• **Problem requirements**: Select all lines in the records that include "Financial".

• **Data lines**:
▬▬▬▬▬▬

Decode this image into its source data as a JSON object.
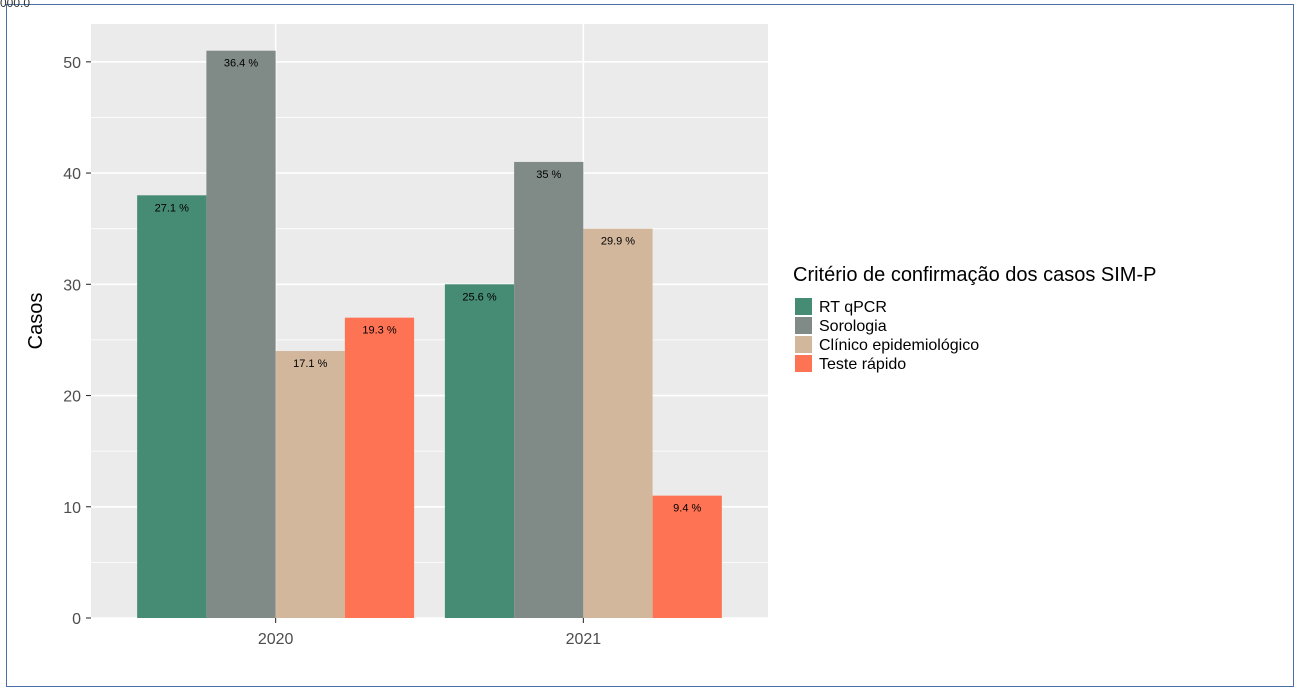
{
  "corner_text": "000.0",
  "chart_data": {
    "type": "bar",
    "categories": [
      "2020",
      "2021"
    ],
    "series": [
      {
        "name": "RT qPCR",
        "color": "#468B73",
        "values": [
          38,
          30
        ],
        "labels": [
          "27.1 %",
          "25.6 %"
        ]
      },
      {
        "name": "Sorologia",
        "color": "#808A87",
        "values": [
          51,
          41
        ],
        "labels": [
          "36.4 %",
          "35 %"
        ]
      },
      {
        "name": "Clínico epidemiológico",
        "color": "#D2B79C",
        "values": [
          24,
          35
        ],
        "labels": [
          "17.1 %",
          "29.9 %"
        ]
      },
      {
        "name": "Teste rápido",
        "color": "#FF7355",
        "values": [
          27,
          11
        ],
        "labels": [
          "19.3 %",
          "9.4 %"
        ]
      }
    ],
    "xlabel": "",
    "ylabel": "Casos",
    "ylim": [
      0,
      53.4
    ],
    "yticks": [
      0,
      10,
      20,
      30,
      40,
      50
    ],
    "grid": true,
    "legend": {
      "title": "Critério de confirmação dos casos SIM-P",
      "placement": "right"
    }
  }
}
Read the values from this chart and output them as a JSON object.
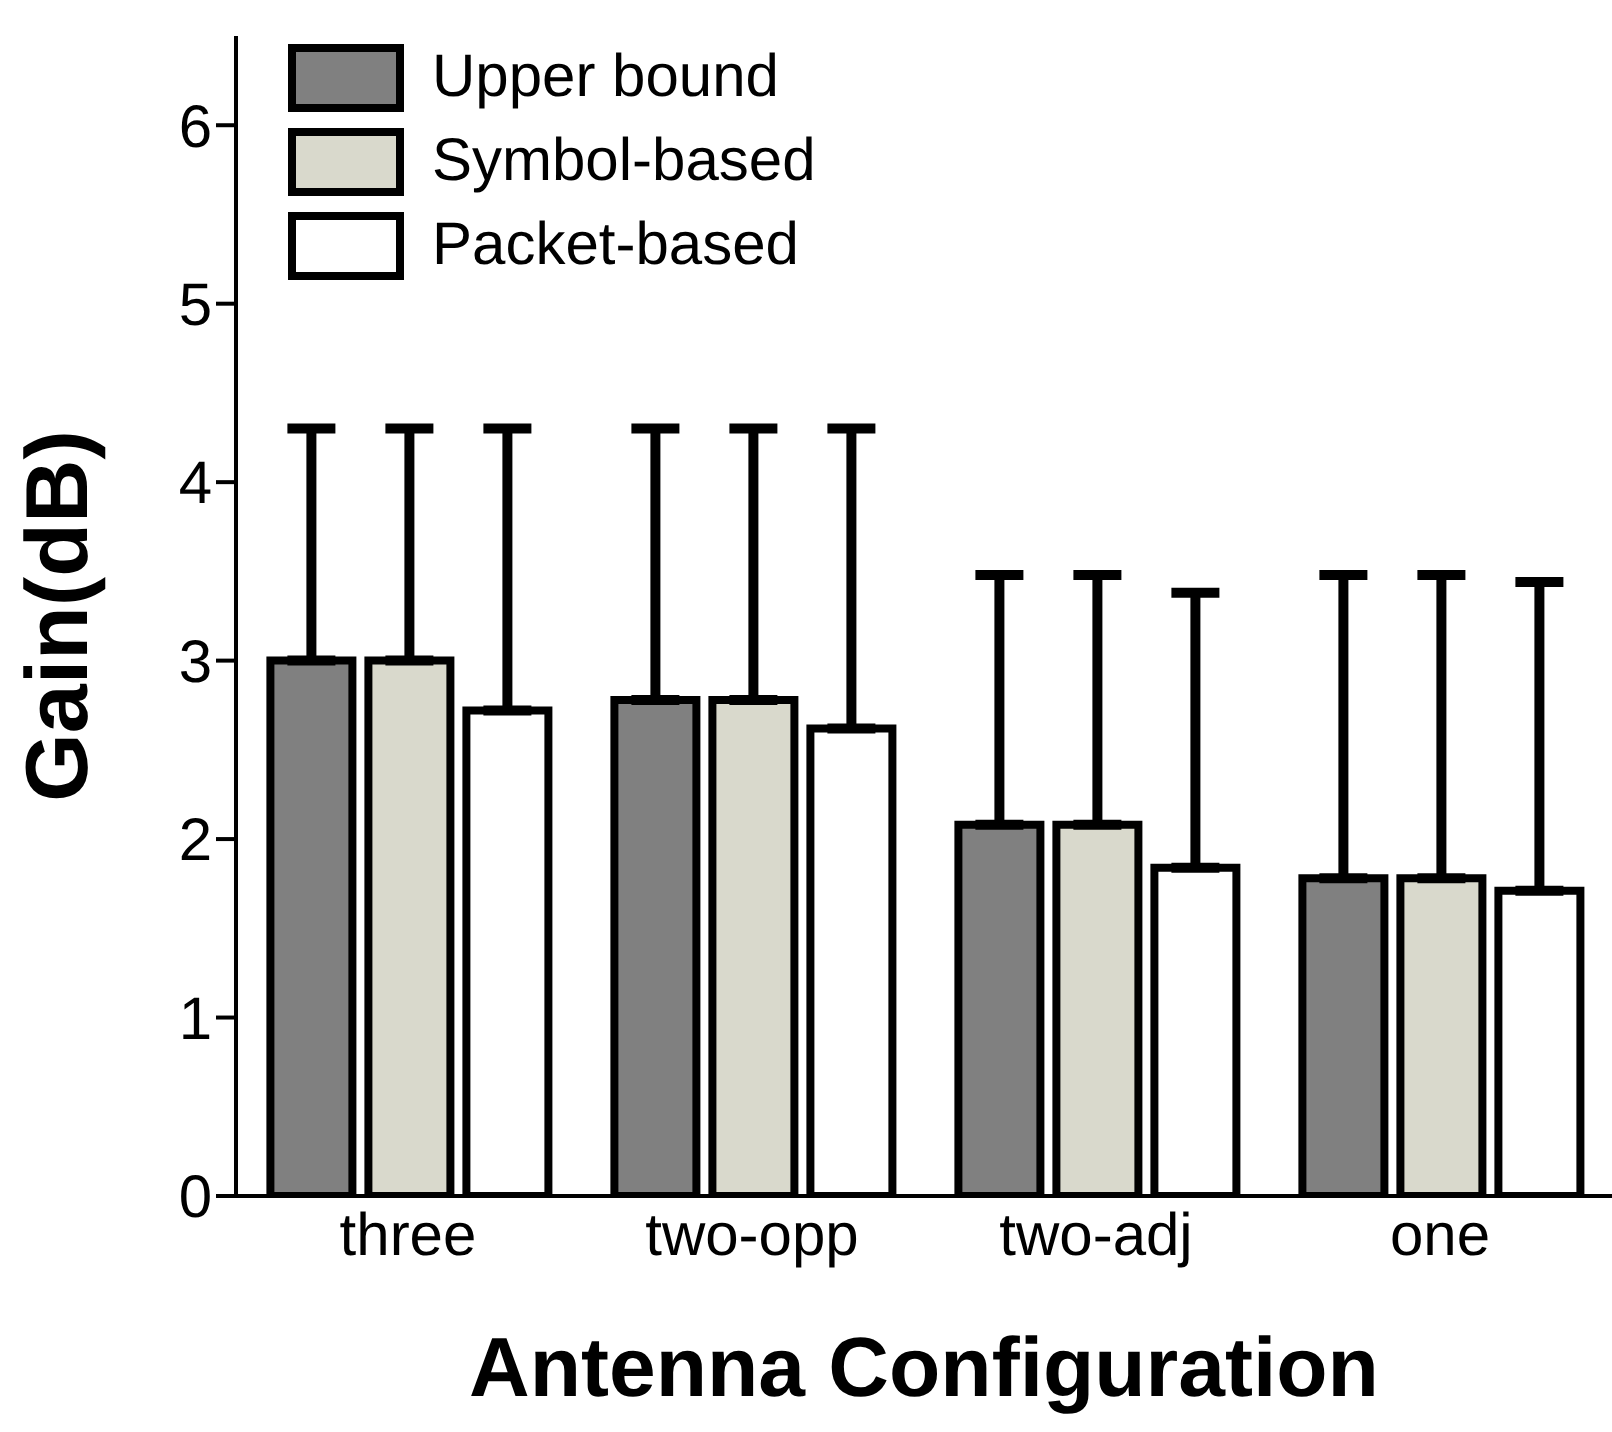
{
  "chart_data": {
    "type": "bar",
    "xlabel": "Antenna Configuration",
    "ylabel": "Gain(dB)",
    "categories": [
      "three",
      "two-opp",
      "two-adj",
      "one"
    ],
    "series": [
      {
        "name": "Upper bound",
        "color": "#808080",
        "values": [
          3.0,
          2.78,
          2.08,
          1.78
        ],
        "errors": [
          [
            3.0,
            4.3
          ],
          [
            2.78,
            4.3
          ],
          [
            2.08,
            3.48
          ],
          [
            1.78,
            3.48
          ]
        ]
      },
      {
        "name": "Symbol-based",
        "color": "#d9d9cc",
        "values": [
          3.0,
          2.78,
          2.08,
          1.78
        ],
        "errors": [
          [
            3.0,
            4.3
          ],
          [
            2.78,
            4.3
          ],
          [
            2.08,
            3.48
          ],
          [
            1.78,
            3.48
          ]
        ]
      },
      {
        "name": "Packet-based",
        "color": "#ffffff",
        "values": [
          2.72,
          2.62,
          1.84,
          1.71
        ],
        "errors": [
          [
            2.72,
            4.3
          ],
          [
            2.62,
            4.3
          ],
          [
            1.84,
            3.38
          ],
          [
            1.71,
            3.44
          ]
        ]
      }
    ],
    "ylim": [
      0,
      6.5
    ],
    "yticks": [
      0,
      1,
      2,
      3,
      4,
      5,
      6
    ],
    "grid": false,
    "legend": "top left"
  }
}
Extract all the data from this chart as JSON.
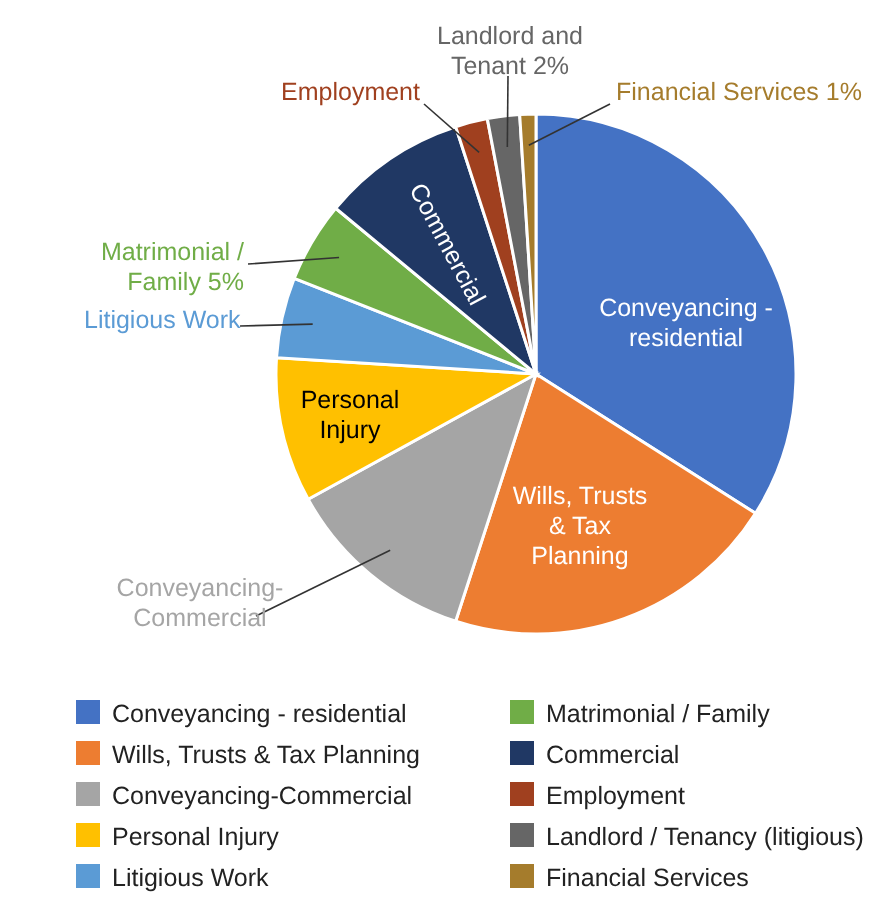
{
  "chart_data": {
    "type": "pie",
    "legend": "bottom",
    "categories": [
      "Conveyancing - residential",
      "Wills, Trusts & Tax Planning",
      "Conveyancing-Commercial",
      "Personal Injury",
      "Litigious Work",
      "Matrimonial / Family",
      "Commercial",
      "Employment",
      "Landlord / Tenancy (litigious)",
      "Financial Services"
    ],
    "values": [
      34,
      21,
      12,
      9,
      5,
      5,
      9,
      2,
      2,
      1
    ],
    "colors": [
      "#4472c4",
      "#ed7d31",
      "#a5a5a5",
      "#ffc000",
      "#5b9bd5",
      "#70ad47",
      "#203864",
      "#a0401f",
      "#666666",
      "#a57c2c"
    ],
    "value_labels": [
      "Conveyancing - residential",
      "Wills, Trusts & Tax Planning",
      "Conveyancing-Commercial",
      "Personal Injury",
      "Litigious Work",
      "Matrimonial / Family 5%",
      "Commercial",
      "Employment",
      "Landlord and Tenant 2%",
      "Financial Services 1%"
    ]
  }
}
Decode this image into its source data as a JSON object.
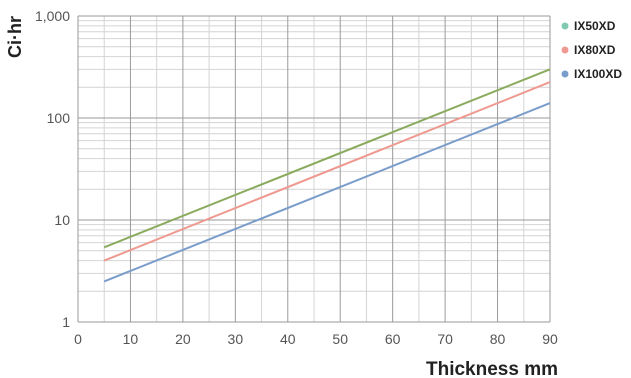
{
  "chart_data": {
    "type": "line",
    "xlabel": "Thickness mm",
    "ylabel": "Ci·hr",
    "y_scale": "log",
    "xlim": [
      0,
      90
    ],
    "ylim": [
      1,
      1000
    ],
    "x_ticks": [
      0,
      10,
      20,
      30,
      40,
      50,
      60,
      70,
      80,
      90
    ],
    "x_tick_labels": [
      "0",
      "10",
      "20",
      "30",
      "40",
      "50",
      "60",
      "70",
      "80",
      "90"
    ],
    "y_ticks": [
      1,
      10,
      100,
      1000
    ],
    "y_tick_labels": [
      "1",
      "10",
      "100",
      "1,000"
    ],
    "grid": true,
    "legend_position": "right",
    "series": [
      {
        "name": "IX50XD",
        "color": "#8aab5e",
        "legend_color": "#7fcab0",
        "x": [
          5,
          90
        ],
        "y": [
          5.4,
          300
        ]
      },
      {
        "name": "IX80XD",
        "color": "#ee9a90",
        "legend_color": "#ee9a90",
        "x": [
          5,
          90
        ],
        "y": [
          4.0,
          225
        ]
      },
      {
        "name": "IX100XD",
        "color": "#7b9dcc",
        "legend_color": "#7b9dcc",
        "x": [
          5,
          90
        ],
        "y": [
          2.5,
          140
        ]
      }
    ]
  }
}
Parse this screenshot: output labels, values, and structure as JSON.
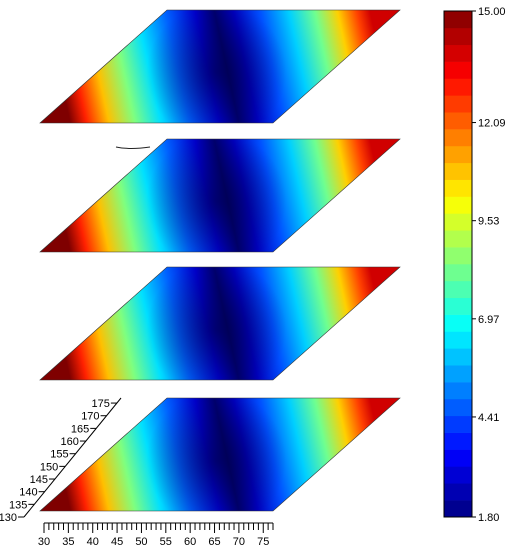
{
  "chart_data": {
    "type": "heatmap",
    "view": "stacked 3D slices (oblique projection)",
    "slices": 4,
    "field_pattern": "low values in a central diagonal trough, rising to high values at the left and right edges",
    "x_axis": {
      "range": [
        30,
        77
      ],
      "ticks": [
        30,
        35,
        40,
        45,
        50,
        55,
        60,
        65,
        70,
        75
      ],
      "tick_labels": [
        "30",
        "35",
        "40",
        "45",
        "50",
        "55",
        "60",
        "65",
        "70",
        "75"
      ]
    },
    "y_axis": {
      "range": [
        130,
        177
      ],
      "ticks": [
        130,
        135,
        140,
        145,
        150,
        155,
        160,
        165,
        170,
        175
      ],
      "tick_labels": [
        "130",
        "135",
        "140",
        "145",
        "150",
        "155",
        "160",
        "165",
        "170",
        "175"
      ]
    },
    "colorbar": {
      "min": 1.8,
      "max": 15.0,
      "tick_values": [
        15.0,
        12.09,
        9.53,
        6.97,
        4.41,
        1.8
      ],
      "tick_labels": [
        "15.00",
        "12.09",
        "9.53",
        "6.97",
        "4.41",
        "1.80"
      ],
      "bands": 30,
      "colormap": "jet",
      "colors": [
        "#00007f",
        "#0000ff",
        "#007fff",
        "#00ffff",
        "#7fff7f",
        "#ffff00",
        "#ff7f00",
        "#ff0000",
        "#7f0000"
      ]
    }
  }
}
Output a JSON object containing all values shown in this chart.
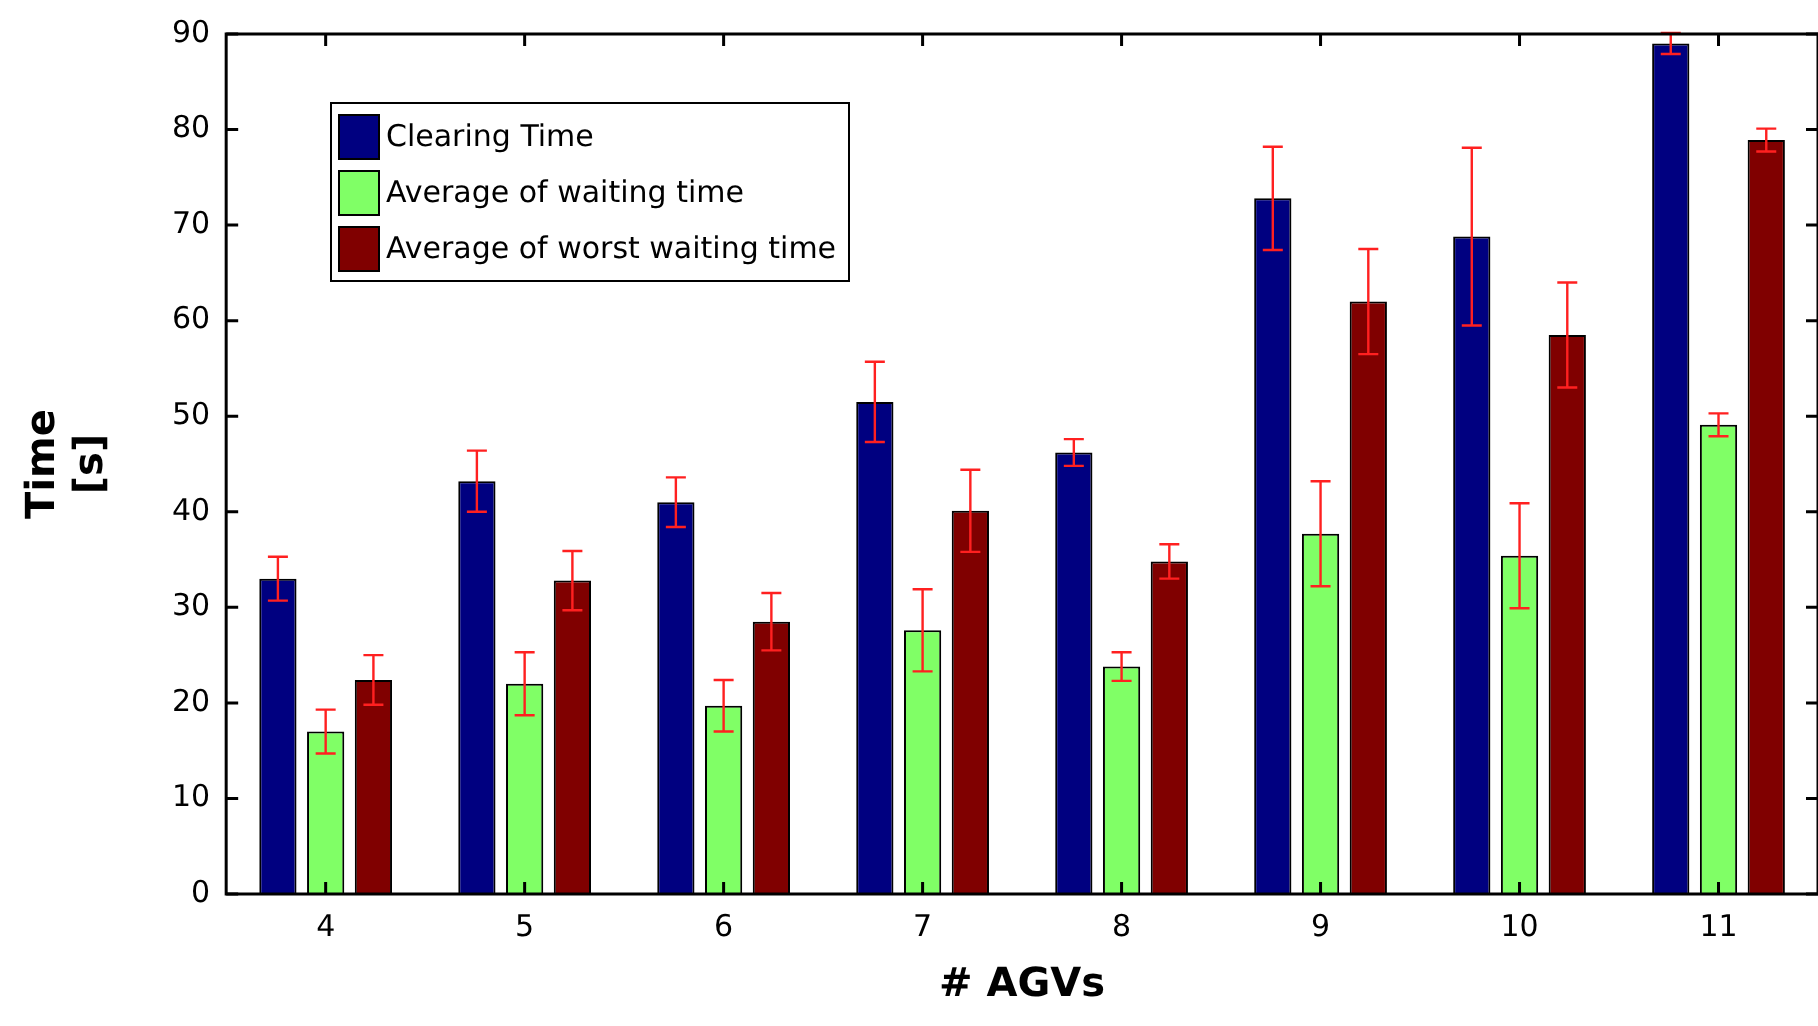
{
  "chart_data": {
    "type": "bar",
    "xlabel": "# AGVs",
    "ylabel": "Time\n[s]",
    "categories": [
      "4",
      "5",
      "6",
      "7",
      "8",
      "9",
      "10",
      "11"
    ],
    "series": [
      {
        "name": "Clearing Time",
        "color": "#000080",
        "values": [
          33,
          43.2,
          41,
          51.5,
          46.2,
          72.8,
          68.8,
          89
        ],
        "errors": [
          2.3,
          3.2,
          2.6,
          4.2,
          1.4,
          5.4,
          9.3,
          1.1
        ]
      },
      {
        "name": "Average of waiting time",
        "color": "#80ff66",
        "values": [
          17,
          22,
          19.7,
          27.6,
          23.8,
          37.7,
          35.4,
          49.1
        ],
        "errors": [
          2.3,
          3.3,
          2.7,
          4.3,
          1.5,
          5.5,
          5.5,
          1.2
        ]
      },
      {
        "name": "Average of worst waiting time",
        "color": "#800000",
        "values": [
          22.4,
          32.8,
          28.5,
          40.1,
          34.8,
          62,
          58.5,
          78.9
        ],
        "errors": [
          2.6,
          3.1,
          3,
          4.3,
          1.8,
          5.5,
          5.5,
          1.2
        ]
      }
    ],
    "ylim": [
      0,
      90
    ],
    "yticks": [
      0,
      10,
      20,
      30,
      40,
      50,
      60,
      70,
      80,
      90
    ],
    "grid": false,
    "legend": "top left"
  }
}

▬▬▬▬▬▬

• **Answer in full**:
      "Financial Services"
      "Financial Services 1%"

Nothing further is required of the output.